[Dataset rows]
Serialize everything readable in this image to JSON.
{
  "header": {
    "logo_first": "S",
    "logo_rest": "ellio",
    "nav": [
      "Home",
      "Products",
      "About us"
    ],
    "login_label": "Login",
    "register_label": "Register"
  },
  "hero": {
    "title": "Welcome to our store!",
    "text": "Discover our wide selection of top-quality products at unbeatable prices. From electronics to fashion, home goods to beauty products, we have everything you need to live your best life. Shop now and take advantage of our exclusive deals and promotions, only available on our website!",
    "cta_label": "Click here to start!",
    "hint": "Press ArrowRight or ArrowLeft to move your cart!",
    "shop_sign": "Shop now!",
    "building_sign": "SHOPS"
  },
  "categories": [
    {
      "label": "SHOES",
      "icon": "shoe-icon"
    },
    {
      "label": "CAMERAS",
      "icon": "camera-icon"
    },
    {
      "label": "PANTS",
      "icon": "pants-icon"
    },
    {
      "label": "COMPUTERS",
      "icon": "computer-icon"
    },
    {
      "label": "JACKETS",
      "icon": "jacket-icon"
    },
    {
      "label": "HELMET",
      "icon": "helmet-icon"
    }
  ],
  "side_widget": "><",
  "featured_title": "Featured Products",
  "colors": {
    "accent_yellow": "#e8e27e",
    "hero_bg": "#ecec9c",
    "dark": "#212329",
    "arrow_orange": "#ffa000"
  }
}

**AIM**
Can you give every line above again, exactly as written?

**TASK RESULT**
Serialize everything readable in this image to JSON.
{
  "header": {
    "logo_first": "S",
    "logo_rest": "ellio",
    "nav": [
      "Home",
      "Products",
      "About us"
    ],
    "login_label": "Login",
    "register_label": "Register"
  },
  "hero": {
    "title": "Welcome to our store!",
    "text": "Discover our wide selection of top-quality products at unbeatable prices. From electronics to fashion, home goods to beauty products, we have everything you need to live your best life. Shop now and take advantage of our exclusive deals and promotions, only available on our website!",
    "cta_label": "Click here to start!",
    "hint": "Press ArrowRight or ArrowLeft to move your cart!",
    "shop_sign": "Shop now!",
    "building_sign": "SHOPS"
  },
  "categories": [
    {
      "label": "SHOES",
      "icon": "shoe-icon"
    },
    {
      "label": "CAMERAS",
      "icon": "camera-icon"
    },
    {
      "label": "PANTS",
      "icon": "pants-icon"
    },
    {
      "label": "COMPUTERS",
      "icon": "computer-icon"
    },
    {
      "label": "JACKETS",
      "icon": "jacket-icon"
    },
    {
      "label": "HELMET",
      "icon": "helmet-icon"
    }
  ],
  "side_widget": "><",
  "featured_title": "Featured Products",
  "colors": {
    "accent_yellow": "#e8e27e",
    "hero_bg": "#ecec9c",
    "dark": "#212329",
    "arrow_orange": "#ffa000"
  }
}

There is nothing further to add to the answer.